Collected data entries:
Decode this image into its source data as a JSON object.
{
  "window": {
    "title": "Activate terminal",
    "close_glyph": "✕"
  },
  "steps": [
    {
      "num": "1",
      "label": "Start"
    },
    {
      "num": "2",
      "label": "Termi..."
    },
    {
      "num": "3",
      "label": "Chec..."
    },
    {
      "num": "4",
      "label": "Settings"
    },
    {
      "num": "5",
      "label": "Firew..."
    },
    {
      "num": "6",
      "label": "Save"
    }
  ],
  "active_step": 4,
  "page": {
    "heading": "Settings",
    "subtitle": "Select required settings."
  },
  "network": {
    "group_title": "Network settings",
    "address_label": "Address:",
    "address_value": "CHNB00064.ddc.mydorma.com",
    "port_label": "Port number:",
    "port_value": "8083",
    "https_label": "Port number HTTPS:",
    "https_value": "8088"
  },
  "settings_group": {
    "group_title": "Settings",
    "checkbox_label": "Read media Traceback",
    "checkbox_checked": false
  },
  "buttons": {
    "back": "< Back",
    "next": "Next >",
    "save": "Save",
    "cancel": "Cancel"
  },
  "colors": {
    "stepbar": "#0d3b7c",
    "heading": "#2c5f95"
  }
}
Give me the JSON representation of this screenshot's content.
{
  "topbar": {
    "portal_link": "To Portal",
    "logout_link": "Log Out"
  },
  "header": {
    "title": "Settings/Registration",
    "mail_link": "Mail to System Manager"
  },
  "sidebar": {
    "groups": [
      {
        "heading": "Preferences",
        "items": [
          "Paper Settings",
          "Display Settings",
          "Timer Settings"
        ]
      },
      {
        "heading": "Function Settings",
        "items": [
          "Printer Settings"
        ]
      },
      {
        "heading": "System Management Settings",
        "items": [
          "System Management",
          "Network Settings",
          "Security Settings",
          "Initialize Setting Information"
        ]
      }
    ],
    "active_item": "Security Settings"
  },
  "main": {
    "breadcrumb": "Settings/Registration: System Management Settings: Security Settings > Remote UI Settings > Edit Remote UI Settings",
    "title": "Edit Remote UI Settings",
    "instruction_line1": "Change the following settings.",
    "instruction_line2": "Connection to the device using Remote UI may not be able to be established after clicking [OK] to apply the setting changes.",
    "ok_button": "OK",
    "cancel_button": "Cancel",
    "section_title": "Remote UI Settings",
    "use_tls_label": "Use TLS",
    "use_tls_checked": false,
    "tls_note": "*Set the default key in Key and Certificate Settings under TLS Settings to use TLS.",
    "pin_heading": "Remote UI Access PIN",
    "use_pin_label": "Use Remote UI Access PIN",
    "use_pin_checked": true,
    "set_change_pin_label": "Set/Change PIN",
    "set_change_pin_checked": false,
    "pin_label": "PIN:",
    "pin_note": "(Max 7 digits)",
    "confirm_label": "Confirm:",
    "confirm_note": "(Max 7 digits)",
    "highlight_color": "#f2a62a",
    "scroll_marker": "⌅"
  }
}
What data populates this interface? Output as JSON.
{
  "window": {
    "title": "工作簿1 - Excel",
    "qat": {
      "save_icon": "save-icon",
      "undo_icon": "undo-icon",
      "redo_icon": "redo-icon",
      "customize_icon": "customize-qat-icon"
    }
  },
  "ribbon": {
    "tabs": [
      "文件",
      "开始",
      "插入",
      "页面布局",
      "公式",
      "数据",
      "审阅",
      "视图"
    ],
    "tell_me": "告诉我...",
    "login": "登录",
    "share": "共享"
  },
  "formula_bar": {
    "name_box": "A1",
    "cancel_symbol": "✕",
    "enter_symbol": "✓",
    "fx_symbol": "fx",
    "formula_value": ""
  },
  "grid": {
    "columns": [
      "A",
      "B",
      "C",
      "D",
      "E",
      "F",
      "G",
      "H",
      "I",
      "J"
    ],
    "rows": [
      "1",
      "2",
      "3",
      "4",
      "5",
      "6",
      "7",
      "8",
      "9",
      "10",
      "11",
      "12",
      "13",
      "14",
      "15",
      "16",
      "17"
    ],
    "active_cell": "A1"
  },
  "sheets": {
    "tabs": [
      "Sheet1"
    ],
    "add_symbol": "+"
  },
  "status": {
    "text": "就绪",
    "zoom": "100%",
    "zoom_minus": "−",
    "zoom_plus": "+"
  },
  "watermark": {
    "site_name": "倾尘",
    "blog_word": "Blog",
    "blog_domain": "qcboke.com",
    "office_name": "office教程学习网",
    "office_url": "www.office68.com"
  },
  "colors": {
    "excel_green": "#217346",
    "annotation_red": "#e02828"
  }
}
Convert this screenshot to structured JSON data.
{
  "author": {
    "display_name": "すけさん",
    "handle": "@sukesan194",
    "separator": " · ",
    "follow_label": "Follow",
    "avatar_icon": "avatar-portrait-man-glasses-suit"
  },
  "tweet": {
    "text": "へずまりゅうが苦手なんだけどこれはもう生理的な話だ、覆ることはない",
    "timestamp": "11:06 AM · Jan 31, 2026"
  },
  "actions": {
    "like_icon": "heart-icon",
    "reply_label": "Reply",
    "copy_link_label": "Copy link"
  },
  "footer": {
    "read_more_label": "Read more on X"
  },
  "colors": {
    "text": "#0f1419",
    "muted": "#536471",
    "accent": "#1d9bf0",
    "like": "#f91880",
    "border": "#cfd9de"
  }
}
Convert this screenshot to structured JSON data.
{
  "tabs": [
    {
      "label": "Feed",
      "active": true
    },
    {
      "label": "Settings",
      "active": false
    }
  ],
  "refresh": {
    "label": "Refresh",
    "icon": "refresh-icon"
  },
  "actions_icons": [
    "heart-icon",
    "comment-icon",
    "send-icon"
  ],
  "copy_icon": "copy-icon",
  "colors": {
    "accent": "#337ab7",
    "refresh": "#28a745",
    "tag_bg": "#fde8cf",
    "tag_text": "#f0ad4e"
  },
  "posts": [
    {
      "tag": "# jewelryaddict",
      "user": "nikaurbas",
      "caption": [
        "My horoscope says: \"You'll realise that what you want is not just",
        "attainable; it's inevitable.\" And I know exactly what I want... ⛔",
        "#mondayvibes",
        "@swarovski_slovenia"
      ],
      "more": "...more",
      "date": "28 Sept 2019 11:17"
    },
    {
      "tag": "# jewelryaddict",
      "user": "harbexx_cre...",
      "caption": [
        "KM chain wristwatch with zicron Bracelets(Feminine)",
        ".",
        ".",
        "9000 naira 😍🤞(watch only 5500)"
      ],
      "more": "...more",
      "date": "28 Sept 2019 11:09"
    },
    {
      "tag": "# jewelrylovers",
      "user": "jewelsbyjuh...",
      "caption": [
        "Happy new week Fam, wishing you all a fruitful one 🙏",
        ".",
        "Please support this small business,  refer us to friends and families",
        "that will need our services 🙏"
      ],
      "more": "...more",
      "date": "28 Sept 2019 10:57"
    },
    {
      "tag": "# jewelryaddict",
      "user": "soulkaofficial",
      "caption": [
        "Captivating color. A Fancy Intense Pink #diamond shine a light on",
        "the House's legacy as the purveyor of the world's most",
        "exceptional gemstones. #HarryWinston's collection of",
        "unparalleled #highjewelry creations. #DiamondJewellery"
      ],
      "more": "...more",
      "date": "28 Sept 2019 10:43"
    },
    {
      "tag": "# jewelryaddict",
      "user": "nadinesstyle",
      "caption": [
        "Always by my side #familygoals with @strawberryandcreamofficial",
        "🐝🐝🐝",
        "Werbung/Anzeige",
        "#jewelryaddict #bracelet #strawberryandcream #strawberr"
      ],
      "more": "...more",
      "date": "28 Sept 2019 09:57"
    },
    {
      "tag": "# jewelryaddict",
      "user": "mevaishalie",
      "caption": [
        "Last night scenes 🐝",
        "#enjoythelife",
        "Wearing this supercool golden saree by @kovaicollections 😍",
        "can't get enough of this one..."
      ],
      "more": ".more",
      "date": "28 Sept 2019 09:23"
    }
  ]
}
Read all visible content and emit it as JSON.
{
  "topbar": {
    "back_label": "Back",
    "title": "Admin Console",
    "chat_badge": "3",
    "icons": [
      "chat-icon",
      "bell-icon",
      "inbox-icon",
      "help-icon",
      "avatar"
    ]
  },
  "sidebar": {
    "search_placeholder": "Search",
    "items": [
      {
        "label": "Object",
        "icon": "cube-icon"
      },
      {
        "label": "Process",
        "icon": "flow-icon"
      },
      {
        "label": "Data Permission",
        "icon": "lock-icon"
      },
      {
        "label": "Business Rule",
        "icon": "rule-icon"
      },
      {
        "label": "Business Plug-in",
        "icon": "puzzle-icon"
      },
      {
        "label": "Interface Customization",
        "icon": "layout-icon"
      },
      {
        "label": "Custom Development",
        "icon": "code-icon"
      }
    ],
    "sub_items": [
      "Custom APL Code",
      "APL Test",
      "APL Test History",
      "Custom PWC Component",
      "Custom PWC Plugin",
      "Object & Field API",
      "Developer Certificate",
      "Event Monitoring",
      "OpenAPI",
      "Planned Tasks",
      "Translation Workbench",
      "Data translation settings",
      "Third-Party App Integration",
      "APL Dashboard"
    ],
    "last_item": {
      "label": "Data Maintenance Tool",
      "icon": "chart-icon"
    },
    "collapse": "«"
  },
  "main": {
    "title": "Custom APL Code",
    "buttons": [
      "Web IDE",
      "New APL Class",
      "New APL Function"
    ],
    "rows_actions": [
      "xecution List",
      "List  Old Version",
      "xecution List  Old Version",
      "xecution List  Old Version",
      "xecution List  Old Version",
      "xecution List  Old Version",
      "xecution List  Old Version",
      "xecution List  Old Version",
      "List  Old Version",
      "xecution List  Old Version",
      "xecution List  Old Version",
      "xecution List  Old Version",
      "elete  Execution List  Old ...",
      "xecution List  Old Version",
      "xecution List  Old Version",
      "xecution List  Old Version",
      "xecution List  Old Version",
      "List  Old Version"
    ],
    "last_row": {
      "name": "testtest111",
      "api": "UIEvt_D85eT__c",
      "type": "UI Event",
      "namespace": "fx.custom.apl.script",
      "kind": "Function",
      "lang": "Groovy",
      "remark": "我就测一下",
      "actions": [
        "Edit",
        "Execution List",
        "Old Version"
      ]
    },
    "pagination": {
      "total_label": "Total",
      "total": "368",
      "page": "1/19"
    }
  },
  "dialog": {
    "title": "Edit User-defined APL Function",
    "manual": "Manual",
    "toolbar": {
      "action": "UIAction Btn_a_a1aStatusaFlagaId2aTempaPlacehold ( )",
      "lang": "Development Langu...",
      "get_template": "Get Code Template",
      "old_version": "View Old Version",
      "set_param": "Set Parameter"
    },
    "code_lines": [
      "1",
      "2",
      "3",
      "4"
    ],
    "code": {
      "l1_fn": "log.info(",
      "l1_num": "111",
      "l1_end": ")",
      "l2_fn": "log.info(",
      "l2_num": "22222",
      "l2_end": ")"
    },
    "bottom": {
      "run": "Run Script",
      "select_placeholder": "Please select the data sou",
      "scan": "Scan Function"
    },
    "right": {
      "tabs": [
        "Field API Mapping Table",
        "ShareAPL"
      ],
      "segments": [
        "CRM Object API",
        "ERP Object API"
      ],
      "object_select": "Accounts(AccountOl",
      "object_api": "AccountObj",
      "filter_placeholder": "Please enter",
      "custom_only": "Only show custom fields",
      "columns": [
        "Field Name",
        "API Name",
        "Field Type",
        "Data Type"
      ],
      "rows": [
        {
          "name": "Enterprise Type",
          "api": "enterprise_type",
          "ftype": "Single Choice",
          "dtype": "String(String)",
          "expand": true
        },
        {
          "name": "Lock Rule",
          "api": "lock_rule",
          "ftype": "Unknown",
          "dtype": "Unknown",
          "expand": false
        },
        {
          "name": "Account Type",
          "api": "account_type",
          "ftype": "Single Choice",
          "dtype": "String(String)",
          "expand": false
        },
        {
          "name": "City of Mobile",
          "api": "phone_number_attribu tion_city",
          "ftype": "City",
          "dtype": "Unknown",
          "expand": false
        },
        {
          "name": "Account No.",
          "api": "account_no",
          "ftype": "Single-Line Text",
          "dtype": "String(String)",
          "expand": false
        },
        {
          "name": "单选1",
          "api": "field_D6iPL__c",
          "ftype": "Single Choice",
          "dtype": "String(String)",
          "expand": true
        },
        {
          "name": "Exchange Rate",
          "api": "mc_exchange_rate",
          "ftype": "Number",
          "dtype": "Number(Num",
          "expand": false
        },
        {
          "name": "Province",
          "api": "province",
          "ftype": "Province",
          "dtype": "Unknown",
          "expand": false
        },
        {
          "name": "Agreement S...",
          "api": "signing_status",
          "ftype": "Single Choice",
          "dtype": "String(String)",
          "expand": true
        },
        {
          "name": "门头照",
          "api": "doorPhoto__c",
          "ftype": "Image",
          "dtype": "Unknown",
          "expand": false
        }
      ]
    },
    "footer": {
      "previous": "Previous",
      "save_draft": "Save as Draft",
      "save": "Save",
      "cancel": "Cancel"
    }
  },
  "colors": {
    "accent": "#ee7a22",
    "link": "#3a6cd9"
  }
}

Given task: From the listing above, pick out every line containing "System".

Response to the exercise:
    "mail_link": "Mail to System Manager"
        "heading": "System Management Settings",
          "System Management",
    "breadcrumb": "Settings/Registration: System Management Settings: Security Settings > Remote UI Settings > Edit Remote UI Settings",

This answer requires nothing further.